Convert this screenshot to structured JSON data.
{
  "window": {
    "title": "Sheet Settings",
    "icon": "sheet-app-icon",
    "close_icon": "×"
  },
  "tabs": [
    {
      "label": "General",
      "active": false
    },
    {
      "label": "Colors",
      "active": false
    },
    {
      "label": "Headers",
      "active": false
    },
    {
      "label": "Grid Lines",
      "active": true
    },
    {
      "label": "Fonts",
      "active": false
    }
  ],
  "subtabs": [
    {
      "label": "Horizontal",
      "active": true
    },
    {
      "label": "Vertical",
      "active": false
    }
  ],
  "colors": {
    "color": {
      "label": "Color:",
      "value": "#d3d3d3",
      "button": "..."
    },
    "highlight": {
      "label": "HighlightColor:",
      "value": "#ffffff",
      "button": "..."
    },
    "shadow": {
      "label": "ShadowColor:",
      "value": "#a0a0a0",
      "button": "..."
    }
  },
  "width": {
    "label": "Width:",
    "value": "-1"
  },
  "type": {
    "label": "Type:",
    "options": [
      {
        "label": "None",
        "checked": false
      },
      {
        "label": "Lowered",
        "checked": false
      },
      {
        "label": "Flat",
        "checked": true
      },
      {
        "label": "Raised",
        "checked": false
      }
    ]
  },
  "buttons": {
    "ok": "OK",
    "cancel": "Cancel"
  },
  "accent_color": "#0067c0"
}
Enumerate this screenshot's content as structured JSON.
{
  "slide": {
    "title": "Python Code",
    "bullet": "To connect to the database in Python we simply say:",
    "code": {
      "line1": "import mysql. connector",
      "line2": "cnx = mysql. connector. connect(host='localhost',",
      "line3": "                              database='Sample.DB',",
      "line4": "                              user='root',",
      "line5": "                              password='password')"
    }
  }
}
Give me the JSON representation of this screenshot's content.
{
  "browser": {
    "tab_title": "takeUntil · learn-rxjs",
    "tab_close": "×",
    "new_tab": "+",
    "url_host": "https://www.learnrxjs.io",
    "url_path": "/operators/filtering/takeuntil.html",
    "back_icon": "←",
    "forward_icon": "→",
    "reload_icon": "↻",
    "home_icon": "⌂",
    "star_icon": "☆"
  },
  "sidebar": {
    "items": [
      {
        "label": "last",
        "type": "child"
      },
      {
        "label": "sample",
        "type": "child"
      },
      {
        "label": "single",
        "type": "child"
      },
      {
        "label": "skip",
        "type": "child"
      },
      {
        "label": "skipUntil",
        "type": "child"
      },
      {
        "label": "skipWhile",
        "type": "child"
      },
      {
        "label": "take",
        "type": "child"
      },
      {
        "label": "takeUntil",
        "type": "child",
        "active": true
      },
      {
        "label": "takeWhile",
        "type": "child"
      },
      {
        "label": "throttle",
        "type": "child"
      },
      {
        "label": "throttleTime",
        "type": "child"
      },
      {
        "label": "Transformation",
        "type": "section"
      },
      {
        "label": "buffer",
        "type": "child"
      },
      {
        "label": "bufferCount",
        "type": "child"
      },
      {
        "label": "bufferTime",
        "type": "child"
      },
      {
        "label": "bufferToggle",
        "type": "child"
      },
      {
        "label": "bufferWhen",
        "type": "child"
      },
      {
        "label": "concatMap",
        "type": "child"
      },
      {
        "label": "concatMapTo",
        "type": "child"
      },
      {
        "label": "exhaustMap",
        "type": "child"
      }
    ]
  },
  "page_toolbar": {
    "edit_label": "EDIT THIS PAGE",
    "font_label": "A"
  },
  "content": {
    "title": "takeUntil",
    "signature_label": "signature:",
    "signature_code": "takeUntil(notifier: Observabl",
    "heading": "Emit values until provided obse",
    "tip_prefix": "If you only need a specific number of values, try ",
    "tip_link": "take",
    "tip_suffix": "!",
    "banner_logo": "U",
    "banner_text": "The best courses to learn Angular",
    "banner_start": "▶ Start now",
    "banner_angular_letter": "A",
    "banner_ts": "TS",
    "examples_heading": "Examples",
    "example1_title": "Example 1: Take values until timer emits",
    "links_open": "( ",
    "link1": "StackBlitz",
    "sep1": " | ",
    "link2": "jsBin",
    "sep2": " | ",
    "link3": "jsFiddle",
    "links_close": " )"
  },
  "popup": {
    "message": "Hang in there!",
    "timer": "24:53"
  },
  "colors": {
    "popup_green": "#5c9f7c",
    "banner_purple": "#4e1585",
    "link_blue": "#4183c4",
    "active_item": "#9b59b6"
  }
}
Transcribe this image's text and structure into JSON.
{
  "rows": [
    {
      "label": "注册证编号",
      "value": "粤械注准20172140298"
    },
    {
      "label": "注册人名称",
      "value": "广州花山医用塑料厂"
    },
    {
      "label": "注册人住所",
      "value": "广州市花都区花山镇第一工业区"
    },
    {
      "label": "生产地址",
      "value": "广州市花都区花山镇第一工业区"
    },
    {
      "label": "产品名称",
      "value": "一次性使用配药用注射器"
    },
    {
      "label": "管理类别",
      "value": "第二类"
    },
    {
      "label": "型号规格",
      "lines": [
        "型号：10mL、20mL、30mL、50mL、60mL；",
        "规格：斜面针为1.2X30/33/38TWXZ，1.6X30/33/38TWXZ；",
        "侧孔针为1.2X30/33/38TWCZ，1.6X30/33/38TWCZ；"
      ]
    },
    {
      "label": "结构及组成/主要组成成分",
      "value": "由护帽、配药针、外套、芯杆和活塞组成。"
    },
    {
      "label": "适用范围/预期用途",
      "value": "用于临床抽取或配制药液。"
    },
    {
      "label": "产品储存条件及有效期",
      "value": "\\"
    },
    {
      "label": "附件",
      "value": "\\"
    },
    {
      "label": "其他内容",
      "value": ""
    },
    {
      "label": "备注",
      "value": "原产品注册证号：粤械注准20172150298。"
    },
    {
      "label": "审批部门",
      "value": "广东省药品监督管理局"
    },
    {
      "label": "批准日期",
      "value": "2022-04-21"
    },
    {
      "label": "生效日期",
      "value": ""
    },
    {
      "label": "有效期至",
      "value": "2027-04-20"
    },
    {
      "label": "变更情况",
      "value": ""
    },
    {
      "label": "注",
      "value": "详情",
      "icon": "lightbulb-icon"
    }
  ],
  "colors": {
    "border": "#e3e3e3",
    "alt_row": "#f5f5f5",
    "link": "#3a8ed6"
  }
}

• Aim: Retype all of the material, keeping each line exact.

• Output for this exercise:
Convert this screenshot to structured JSON data.
{
  "window": {
    "title": "Sheet Settings",
    "icon": "sheet-app-icon",
    "close_icon": "×"
  },
  "tabs": [
    {
      "label": "General",
      "active": false
    },
    {
      "label": "Colors",
      "active": false
    },
    {
      "label": "Headers",
      "active": false
    },
    {
      "label": "Grid Lines",
      "active": true
    },
    {
      "label": "Fonts",
      "active": false
    }
  ],
  "subtabs": [
    {
      "label": "Horizontal",
      "active": true
    },
    {
      "label": "Vertical",
      "active": false
    }
  ],
  "colors": {
    "color": {
      "label": "Color:",
      "value": "#d3d3d3",
      "button": "..."
    },
    "highlight": {
      "label": "HighlightColor:",
      "value": "#ffffff",
      "button": "..."
    },
    "shadow": {
      "label": "ShadowColor:",
      "value": "#a0a0a0",
      "button": "..."
    }
  },
  "width": {
    "label": "Width:",
    "value": "-1"
  },
  "type": {
    "label": "Type:",
    "options": [
      {
        "label": "None",
        "checked": false
      },
      {
        "label": "Lowered",
        "checked": false
      },
      {
        "label": "Flat",
        "checked": true
      },
      {
        "label": "Raised",
        "checked": false
      }
    ]
  },
  "buttons": {
    "ok": "OK",
    "cancel": "Cancel"
  },
  "accent_color": "#0067c0"
}
Enumerate this screenshot's content as structured JSON.
{
  "slide": {
    "title": "Python Code",
    "bullet": "To connect to the database in Python we simply say:",
    "code": {
      "line1": "import mysql. connector",
      "line2": "cnx = mysql. connector. connect(host='localhost',",
      "line3": "                              database='Sample.DB',",
      "line4": "                              user='root',",
      "line5": "                              password='password')"
    }
  }
}
Give me the JSON representation of this screenshot's content.
{
  "browser": {
    "tab_title": "takeUntil · learn-rxjs",
    "tab_close": "×",
    "new_tab": "+",
    "url_host": "https://www.learnrxjs.io",
    "url_path": "/operators/filtering/takeuntil.html",
    "back_icon": "←",
    "forward_icon": "→",
    "reload_icon": "↻",
    "home_icon": "⌂",
    "star_icon": "☆"
  },
  "sidebar": {
    "items": [
      {
        "label": "last",
        "type": "child"
      },
      {
        "label": "sample",
        "type": "child"
      },
      {
        "label": "single",
        "type": "child"
      },
      {
        "label": "skip",
        "type": "child"
      },
      {
        "label": "skipUntil",
        "type": "child"
      },
      {
        "label": "skipWhile",
        "type": "child"
      },
      {
        "label": "take",
        "type": "child"
      },
      {
        "label": "takeUntil",
        "type": "child",
        "active": true
      },
      {
        "label": "takeWhile",
        "type": "child"
      },
      {
        "label": "throttle",
        "type": "child"
      },
      {
        "label": "throttleTime",
        "type": "child"
      },
      {
        "label": "Transformation",
        "type": "section"
      },
      {
        "label": "buffer",
        "type": "child"
      },
      {
        "label": "bufferCount",
        "type": "child"
      },
      {
        "label": "bufferTime",
        "type": "child"
      },
      {
        "label": "bufferToggle",
        "type": "child"
      },
      {
        "label": "bufferWhen",
        "type": "child"
      },
      {
        "label": "concatMap",
        "type": "child"
      },
      {
        "label": "concatMapTo",
        "type": "child"
      },
      {
        "label": "exhaustMap",
        "type": "child"
      }
    ]
  },
  "page_toolbar": {
    "edit_label": "EDIT THIS PAGE",
    "font_label": "A"
  },
  "content": {
    "title": "takeUntil",
    "signature_label": "signature:",
    "signature_code": "takeUntil(notifier: Observabl",
    "heading": "Emit values until provided obse",
    "tip_prefix": "If you only need a specific number of values, try ",
    "tip_link": "take",
    "tip_suffix": "!",
    "banner_logo": "U",
    "banner_text": "The best courses to learn Angular",
    "banner_start": "▶ Start now",
    "banner_angular_letter": "A",
    "banner_ts": "TS",
    "examples_heading": "Examples",
    "example1_title": "Example 1: Take values until timer emits",
    "links_open": "( ",
    "link1": "StackBlitz",
    "sep1": " | ",
    "link2": "jsBin",
    "sep2": " | ",
    "link3": "jsFiddle",
    "links_close": " )"
  },
  "popup": {
    "message": "Hang in there!",
    "timer": "24:53"
  },
  "colors": {
    "popup_green": "#5c9f7c",
    "banner_purple": "#4e1585",
    "link_blue": "#4183c4",
    "active_item": "#9b59b6"
  }
}
Transcribe this image's text and structure into JSON.
{
  "rows": [
    {
      "label": "注册证编号",
      "value": "粤械注准20172140298"
    },
    {
      "label": "注册人名称",
      "value": "广州花山医用塑料厂"
    },
    {
      "label": "注册人住所",
      "value": "广州市花都区花山镇第一工业区"
    },
    {
      "label": "生产地址",
      "value": "广州市花都区花山镇第一工业区"
    },
    {
      "label": "产品名称",
      "value": "一次性使用配药用注射器"
    },
    {
      "label": "管理类别",
      "value": "第二类"
    },
    {
      "label": "型号规格",
      "lines": [
        "型号：10mL、20mL、30mL、50mL、60mL；",
        "规格：斜面针为1.2X30/33/38TWXZ，1.6X30/33/38TWXZ；",
        "侧孔针为1.2X30/33/38TWCZ，1.6X30/33/38TWCZ；"
      ]
    },
    {
      "label": "结构及组成/主要组成成分",
      "value": "由护帽、配药针、外套、芯杆和活塞组成。"
    },
    {
      "label": "适用范围/预期用途",
      "value": "用于临床抽取或配制药液。"
    },
    {
      "label": "产品储存条件及有效期",
      "value": "\\"
    },
    {
      "label": "附件",
      "value": "\\"
    },
    {
      "label": "其他内容",
      "value": ""
    },
    {
      "label": "备注",
      "value": "原产品注册证号：粤械注准20172150298。"
    },
    {
      "label": "审批部门",
      "value": "广东省药品监督管理局"
    },
    {
      "label": "批准日期",
      "value": "2022-04-21"
    },
    {
      "label": "生效日期",
      "value": ""
    },
    {
      "label": "有效期至",
      "value": "2027-04-20"
    },
    {
      "label": "变更情况",
      "value": ""
    },
    {
      "label": "注",
      "value": "详情",
      "icon": "lightbulb-icon"
    }
  ],
  "colors": {
    "border": "#e3e3e3",
    "alt_row": "#f5f5f5",
    "link": "#3a8ed6"
  }
}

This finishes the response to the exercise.